- **EXERCISE TASK**
Please print, without any change, the lines of the listing below from the line with "alarm-icon bbox=[213, 5, 221, 12]" up to and including the line with "title-bar: 还原手机 bbox=[0, 18, 279, 50]".

- **EXTRACTED RECORDS**
[START]

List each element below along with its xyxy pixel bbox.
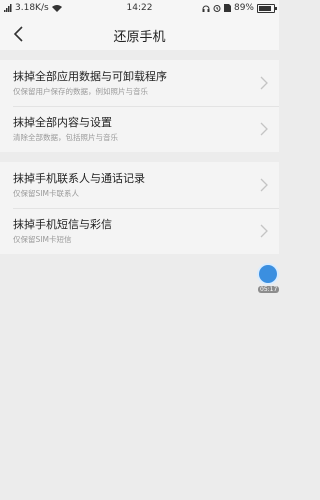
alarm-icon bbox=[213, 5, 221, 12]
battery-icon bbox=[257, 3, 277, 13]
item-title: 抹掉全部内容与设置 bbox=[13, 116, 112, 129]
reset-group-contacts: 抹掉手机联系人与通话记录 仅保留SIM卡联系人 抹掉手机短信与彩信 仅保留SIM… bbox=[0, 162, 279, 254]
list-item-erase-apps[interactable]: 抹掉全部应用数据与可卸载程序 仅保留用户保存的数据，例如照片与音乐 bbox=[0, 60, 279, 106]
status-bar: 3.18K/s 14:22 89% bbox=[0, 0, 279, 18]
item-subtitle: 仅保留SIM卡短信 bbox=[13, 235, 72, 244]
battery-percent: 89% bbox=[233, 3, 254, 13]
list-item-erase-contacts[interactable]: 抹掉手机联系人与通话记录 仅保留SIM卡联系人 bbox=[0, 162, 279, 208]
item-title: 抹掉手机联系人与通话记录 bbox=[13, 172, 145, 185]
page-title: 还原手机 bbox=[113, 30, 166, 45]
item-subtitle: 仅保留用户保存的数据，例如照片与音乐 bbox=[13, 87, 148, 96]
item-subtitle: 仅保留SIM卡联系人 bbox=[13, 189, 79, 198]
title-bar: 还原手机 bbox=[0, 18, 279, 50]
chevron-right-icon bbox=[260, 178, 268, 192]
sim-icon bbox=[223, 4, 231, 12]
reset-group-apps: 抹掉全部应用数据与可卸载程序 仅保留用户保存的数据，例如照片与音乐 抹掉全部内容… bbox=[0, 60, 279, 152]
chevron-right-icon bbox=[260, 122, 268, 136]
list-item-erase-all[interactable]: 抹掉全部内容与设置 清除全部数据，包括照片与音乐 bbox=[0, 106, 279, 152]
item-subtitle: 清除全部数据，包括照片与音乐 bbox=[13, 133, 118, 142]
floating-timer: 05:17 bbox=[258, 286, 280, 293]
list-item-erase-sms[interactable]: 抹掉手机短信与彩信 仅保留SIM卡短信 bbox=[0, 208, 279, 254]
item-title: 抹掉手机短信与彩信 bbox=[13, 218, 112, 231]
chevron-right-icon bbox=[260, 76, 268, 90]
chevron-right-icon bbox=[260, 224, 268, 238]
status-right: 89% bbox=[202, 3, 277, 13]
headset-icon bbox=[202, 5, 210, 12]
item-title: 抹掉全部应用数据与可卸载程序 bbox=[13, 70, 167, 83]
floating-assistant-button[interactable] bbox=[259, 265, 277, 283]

[END]
[START]

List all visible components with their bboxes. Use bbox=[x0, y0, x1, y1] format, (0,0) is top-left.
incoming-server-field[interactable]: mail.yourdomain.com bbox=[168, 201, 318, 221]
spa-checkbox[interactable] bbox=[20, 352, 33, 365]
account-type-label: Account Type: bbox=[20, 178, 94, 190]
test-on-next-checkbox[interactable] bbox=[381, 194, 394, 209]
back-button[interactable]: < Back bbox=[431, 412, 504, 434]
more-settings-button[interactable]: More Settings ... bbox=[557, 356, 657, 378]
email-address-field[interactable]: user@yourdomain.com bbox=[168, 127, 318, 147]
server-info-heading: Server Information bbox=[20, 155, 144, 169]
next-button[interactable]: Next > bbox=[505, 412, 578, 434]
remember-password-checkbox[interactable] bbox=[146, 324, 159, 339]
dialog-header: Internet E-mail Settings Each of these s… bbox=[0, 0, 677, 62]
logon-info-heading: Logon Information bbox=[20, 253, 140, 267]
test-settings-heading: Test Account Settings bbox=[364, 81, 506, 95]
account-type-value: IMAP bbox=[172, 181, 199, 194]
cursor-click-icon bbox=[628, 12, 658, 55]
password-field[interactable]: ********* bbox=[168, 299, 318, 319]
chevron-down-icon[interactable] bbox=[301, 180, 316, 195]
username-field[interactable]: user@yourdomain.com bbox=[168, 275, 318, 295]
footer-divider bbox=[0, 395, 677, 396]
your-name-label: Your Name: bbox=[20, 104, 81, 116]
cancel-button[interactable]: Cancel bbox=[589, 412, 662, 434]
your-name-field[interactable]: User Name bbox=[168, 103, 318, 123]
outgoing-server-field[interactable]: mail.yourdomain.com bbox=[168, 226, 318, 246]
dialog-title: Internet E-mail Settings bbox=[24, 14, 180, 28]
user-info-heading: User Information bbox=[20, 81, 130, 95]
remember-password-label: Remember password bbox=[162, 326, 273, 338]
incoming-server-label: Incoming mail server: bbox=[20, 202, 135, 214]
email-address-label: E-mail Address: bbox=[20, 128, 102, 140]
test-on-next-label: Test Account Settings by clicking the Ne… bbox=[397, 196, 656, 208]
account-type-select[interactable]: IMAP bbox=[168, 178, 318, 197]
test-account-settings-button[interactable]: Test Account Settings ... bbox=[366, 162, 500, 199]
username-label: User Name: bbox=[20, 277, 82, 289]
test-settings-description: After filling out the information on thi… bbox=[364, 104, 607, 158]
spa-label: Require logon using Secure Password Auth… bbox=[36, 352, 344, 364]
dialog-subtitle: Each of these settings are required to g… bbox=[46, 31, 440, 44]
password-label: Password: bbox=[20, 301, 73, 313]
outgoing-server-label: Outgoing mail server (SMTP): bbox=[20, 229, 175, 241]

[END]
[START]

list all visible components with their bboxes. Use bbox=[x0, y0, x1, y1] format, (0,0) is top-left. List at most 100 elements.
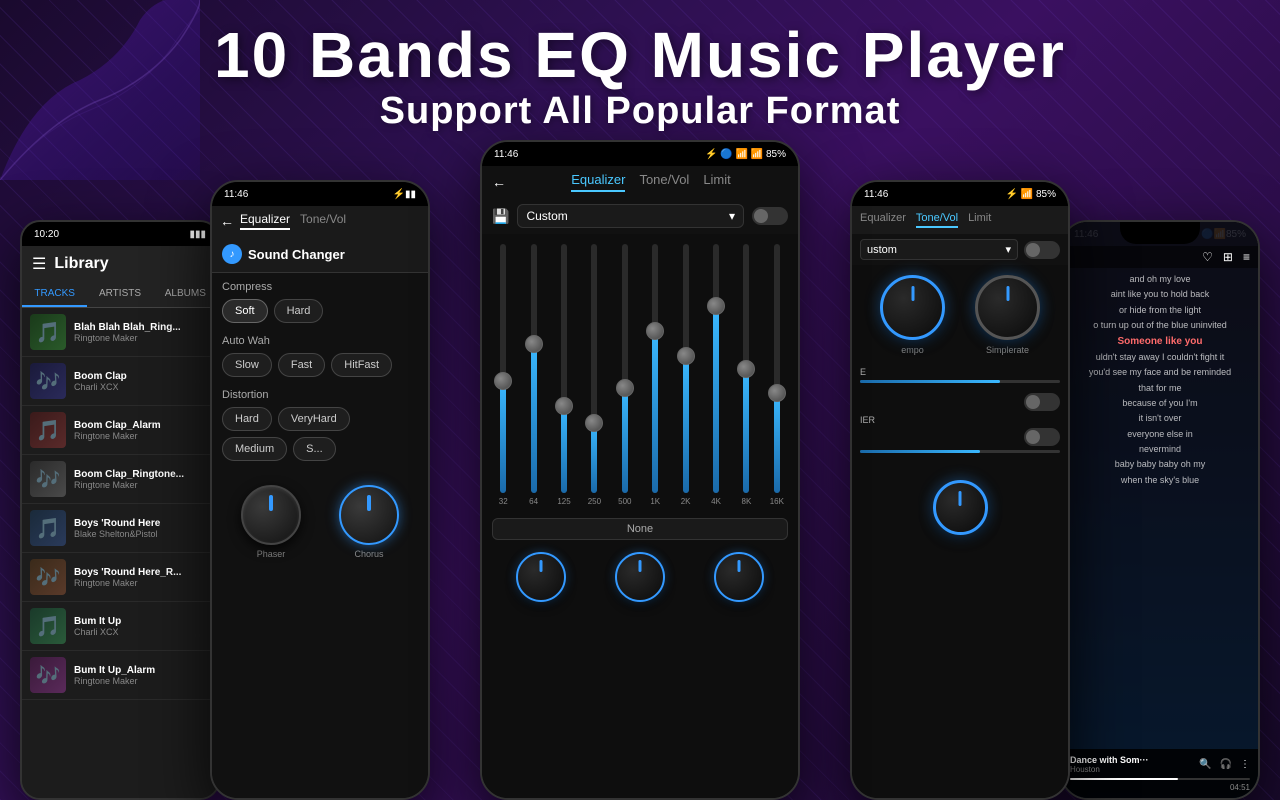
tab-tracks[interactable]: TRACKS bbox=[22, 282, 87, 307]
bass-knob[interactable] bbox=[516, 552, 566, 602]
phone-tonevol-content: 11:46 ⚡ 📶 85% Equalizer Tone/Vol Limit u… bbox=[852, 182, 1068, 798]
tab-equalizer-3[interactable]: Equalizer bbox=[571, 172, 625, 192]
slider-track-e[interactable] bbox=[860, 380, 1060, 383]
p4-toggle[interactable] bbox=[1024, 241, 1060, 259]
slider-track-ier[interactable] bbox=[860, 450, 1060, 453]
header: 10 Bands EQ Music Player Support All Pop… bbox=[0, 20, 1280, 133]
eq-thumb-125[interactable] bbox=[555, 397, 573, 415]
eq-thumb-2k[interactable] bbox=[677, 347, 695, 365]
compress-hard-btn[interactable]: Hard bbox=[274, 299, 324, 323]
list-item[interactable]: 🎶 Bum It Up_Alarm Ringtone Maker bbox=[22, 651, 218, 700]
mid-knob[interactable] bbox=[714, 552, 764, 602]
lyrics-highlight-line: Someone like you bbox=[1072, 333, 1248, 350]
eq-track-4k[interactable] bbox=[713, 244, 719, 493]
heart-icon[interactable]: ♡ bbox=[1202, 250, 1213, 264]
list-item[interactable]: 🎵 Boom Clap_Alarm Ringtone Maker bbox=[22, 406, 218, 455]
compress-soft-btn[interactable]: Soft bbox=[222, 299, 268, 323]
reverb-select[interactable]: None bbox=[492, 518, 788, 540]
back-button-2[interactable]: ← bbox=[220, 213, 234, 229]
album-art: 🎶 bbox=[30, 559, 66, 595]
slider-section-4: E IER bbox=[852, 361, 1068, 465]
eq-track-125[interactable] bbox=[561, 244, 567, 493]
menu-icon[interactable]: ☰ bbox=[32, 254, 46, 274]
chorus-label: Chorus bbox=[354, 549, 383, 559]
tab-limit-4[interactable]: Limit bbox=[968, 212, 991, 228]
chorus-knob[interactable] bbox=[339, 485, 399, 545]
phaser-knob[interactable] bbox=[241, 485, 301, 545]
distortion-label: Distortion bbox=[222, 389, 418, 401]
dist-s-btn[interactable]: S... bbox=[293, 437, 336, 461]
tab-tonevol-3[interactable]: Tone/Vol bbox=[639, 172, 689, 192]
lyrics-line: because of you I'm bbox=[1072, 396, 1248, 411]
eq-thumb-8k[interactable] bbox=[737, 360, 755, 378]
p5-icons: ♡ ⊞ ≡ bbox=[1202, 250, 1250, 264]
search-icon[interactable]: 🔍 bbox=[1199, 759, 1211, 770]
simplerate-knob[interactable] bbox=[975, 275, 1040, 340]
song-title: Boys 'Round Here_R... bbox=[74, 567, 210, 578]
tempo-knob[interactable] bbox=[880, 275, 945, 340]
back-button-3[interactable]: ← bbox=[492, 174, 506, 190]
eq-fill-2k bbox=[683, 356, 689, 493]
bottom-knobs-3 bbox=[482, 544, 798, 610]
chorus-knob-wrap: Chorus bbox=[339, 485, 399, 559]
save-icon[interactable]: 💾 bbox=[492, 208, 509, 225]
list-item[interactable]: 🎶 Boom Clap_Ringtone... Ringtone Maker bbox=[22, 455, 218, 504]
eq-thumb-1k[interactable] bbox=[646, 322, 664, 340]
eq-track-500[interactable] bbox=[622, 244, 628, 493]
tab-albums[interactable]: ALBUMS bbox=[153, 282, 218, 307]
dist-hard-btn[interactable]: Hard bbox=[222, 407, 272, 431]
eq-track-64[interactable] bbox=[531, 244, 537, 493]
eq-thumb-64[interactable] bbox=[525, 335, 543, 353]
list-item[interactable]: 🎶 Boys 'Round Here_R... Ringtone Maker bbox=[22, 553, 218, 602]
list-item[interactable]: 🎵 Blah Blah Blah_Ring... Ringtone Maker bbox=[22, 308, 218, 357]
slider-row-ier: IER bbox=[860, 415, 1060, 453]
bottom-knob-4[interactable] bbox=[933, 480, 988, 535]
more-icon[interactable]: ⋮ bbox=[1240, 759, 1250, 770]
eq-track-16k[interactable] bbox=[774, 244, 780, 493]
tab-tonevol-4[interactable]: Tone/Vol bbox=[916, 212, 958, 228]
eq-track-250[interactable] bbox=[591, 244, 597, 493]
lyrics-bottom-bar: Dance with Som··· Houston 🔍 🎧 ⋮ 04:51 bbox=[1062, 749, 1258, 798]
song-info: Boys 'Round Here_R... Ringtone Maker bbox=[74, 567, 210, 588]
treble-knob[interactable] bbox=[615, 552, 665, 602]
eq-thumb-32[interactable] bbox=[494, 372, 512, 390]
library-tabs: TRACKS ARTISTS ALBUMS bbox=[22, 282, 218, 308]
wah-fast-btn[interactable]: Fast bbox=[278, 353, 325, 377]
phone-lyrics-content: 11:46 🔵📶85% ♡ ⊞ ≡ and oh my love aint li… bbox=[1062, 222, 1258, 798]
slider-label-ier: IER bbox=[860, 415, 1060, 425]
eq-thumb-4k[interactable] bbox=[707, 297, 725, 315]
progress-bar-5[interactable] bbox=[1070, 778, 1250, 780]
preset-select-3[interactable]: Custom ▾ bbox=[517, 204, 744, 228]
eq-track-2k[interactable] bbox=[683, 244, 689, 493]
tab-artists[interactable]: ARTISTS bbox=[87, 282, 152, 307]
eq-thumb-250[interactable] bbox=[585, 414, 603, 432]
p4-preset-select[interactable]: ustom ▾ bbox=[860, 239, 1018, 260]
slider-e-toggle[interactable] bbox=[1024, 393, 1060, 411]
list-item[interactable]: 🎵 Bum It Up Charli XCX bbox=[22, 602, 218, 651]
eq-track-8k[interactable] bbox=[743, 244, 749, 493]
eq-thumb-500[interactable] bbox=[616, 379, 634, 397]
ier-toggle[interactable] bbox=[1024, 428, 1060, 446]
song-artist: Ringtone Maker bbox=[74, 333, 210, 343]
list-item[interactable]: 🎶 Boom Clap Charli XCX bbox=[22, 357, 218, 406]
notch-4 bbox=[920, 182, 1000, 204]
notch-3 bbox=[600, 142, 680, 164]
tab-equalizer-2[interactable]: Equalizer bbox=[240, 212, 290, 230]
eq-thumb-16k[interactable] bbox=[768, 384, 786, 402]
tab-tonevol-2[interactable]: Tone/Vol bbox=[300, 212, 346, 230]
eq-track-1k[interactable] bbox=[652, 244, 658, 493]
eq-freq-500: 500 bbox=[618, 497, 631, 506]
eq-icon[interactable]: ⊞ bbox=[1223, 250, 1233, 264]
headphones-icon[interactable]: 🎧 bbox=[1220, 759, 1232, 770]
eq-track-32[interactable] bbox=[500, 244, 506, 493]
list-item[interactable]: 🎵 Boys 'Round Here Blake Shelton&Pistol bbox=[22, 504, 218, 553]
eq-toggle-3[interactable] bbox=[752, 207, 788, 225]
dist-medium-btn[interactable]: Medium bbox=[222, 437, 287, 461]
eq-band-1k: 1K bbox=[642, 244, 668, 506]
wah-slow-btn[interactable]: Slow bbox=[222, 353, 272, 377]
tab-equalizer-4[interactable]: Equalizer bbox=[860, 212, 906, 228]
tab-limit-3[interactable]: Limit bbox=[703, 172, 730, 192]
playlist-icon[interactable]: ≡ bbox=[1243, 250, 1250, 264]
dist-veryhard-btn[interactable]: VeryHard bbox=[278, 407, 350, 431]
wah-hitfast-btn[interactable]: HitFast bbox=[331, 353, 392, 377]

[END]

- **SOLUTION**
alarm-icon bbox=[213, 5, 221, 12]
battery-icon bbox=[257, 3, 277, 13]
item-title: 抹掉全部内容与设置 bbox=[13, 116, 112, 129]
reset-group-contacts: 抹掉手机联系人与通话记录 仅保留SIM卡联系人 抹掉手机短信与彩信 仅保留SIM… bbox=[0, 162, 279, 254]
list-item-erase-apps[interactable]: 抹掉全部应用数据与可卸载程序 仅保留用户保存的数据，例如照片与音乐 bbox=[0, 60, 279, 106]
status-bar: 3.18K/s 14:22 89% bbox=[0, 0, 279, 18]
item-subtitle: 仅保留SIM卡短信 bbox=[13, 235, 72, 244]
battery-percent: 89% bbox=[233, 3, 254, 13]
list-item-erase-contacts[interactable]: 抹掉手机联系人与通话记录 仅保留SIM卡联系人 bbox=[0, 162, 279, 208]
item-title: 抹掉手机联系人与通话记录 bbox=[13, 172, 145, 185]
page-title: 还原手机 bbox=[113, 30, 166, 45]
item-subtitle: 仅保留用户保存的数据，例如照片与音乐 bbox=[13, 87, 148, 96]
item-subtitle: 仅保留SIM卡联系人 bbox=[13, 189, 79, 198]
title-bar: 还原手机 bbox=[0, 18, 279, 50]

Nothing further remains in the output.